» **EXERCISE OBJECTIVE**
Without including any pictures, copy each entry below exactly.

------------------------------------------------

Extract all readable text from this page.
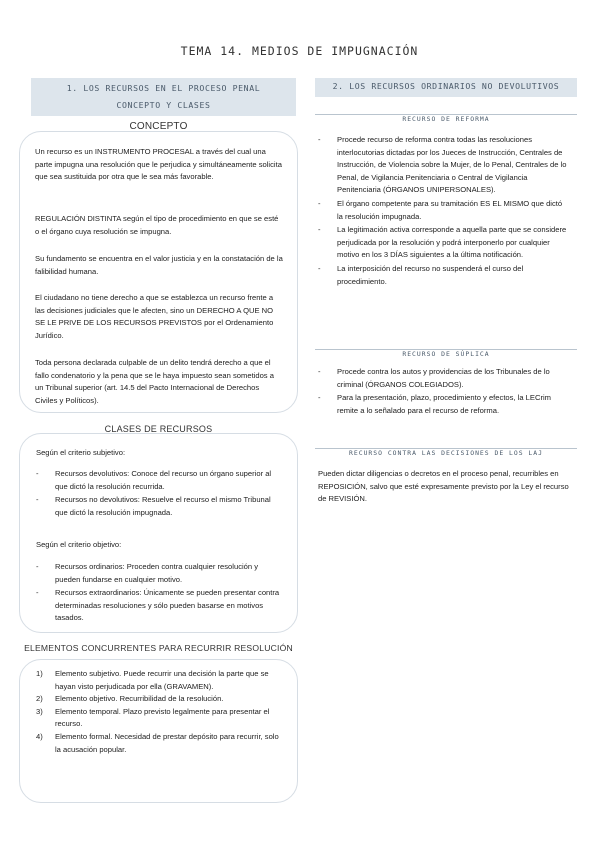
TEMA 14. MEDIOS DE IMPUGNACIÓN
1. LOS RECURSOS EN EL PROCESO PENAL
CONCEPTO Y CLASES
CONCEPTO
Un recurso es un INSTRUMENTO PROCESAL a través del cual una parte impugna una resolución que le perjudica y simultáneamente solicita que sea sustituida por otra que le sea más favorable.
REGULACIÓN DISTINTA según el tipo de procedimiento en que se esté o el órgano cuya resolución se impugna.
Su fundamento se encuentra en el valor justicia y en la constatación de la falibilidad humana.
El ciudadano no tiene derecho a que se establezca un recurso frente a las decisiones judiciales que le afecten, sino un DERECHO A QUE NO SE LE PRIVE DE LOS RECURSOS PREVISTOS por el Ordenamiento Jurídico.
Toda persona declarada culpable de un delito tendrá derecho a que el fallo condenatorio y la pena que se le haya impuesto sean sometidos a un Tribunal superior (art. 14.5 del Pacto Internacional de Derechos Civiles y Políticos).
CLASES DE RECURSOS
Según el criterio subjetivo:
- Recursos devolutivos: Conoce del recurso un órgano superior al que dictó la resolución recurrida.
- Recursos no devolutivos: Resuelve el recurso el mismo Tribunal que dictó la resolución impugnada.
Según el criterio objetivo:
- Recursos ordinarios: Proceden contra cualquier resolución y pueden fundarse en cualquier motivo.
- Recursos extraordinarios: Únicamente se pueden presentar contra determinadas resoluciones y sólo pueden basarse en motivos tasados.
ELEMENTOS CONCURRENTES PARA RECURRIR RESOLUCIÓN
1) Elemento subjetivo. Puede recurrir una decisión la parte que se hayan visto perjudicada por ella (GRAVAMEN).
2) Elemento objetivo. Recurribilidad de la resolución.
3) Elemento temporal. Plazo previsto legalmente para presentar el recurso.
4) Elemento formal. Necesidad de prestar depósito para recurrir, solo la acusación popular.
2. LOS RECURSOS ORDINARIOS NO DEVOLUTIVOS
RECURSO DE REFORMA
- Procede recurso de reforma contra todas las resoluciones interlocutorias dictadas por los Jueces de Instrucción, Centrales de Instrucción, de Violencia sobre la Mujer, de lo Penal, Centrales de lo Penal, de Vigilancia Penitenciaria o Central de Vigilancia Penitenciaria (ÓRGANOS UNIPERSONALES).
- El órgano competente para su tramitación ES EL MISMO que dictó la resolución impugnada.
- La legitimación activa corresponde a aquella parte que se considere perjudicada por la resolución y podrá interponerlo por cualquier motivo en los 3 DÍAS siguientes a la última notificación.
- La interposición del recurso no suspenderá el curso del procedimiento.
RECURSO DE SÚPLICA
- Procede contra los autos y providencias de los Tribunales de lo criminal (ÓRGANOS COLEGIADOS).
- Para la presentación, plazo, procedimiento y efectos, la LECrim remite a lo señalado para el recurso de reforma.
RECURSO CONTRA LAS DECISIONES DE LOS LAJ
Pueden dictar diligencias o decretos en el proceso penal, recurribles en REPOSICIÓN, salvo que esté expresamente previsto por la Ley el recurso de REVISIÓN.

------------------------------------------------

» **FULL SOLUTION**
Extract all readable text from this page.
TEMA 14. MEDIOS DE IMPUGNACIÓN
1. LOS RECURSOS EN EL PROCESO PENAL
CONCEPTO Y CLASES
CONCEPTO
Un recurso es un INSTRUMENTO PROCESAL a través del cual una parte impugna una resolución que le perjudica y simultáneamente solicita que sea sustituida por otra que le sea más favorable.
REGULACIÓN DISTINTA según el tipo de procedimiento en que se esté o el órgano cuya resolución se impugna.
Su fundamento se encuentra en el valor justicia y en la constatación de la falibilidad humana.
El ciudadano no tiene derecho a que se establezca un recurso frente a las decisiones judiciales que le afecten, sino un DERECHO A QUE NO SE LE PRIVE DE LOS RECURSOS PREVISTOS por el Ordenamiento Jurídico.
Toda persona declarada culpable de un delito tendrá derecho a que el fallo condenatorio y la pena que se le haya impuesto sean sometidos a un Tribunal superior (art. 14.5 del Pacto Internacional de Derechos Civiles y Políticos).
CLASES DE RECURSOS
Según el criterio subjetivo:
- Recursos devolutivos: Conoce del recurso un órgano superior al que dictó la resolución recurrida.
- Recursos no devolutivos: Resuelve el recurso el mismo Tribunal que dictó la resolución impugnada.
Según el criterio objetivo:
- Recursos ordinarios: Proceden contra cualquier resolución y pueden fundarse en cualquier motivo.
- Recursos extraordinarios: Únicamente se pueden presentar contra determinadas resoluciones y sólo pueden basarse en motivos tasados.
ELEMENTOS CONCURRENTES PARA RECURRIR RESOLUCIÓN
1) Elemento subjetivo. Puede recurrir una decisión la parte que se hayan visto perjudicada por ella (GRAVAMEN).
2) Elemento objetivo. Recurribilidad de la resolución.
3) Elemento temporal. Plazo previsto legalmente para presentar el recurso.
4) Elemento formal. Necesidad de prestar depósito para recurrir, solo la acusación popular.
2. LOS RECURSOS ORDINARIOS NO DEVOLUTIVOS
RECURSO DE REFORMA
- Procede recurso de reforma contra todas las resoluciones interlocutorias dictadas por los Jueces de Instrucción, Centrales de Instrucción, de Violencia sobre la Mujer, de lo Penal, Centrales de lo Penal, de Vigilancia Penitenciaria o Central de Vigilancia Penitenciaria (ÓRGANOS UNIPERSONALES).
- El órgano competente para su tramitación ES EL MISMO que dictó la resolución impugnada.
- La legitimación activa corresponde a aquella parte que se considere perjudicada por la resolución y podrá interponerlo por cualquier motivo en los 3 DÍAS siguientes a la última notificación.
- La interposición del recurso no suspenderá el curso del procedimiento.
RECURSO DE SÚPLICA
- Procede contra los autos y providencias de los Tribunales de lo criminal (ÓRGANOS COLEGIADOS).
- Para la presentación, plazo, procedimiento y efectos, la LECrim remite a lo señalado para el recurso de reforma.
RECURSO CONTRA LAS DECISIONES DE LOS LAJ
Pueden dictar diligencias o decretos en el proceso penal, recurribles en REPOSICIÓN, salvo que esté expresamente previsto por la Ley el recurso de REVISIÓN.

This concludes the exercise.